Dataset items:
- - - - - - -

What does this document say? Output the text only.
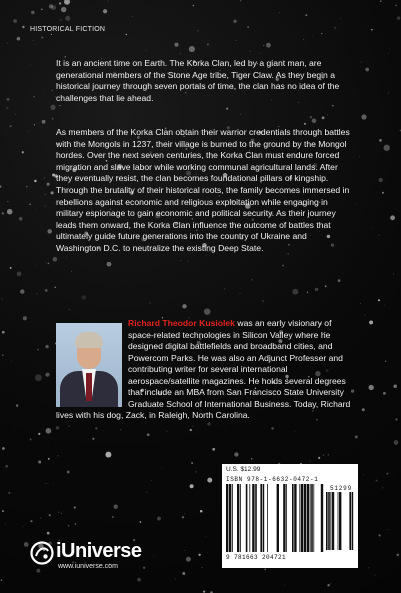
HISTORICAL FICTION

It is an ancient time on Earth. The Korka Clan, led by a giant man, are generational members of the Stone Age tribe, Tiger Claw. As they begin a historical journey through seven portals of time, the clan has no idea of the challenges that lie ahead.

As members of the Korka Clan obtain their warrior credentials through battles with the Mongols in 1237, their village is burned to the ground by the Mongol hordes. Over the next seven centuries, the Korka Clan must endure forced migration and slave labor while working communal agricultural lands. After they eventually resist, the clan becomes foundational pillars of kingship. Through the brutality of their historical roots, the family becomes immersed in rebellions against economic and religious exploitation while engaging in military espionage to gain economic and political security. As their journey leads them onward, the Korka Clan influence the outcome of battles that ultimately guide future generations into the country of Ukraine and Washington D.C. to neutralize the existing Deep State.

Richard Theodor Kusiolek was an early visionary of space-related technologies in Silicon Valley where he designed digital battlefields and broadband cities, and Powercom Parks. He was also an Adjunct Professer and contributing writer for several international aerospace/satellite magazines. He holds several degrees that include an MBA from San Francisco State University Graduate School of International Business. Today, Richard lives with his dog, Zack, in Raleigh, North Carolina.
U.S. $12.99
ISBN 978-1-6632-0472-1
51299
9 781663 204721
iUniverse
www.iuniverse.com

- - - - - - -

Every line above should be returned word for word, with the pictures left behind.

What does this document say? Output the text only.
HISTORICAL FICTION

It is an ancient time on Earth. The Korka Clan, led by a giant man, are generational members of the Stone Age tribe, Tiger Claw. As they begin a historical journey through seven portals of time, the clan has no idea of the challenges that lie ahead.

As members of the Korka Clan obtain their warrior credentials through battles with the Mongols in 1237, their village is burned to the ground by the Mongol hordes. Over the next seven centuries, the Korka Clan must endure forced migration and slave labor while working communal agricultural lands. After they eventually resist, the clan becomes foundational pillars of kingship. Through the brutality of their historical roots, the family becomes immersed in rebellions against economic and religious exploitation while engaging in military espionage to gain economic and political security. As their journey leads them onward, the Korka Clan influence the outcome of battles that ultimately guide future generations into the country of Ukraine and Washington D.C. to neutralize the existing Deep State.

Richard Theodor Kusiolek was an early visionary of space-related technologies in Silicon Valley where he designed digital battlefields and broadband cities, and Powercom Parks. He was also an Adjunct Professer and contributing writer for several international aerospace/satellite magazines. He holds several degrees that include an MBA from San Francisco State University Graduate School of International Business. Today, Richard lives with his dog, Zack, in Raleigh, North Carolina.
U.S. $12.99
ISBN 978-1-6632-0472-1
51299
9 781663 204721
iUniverse
www.iuniverse.com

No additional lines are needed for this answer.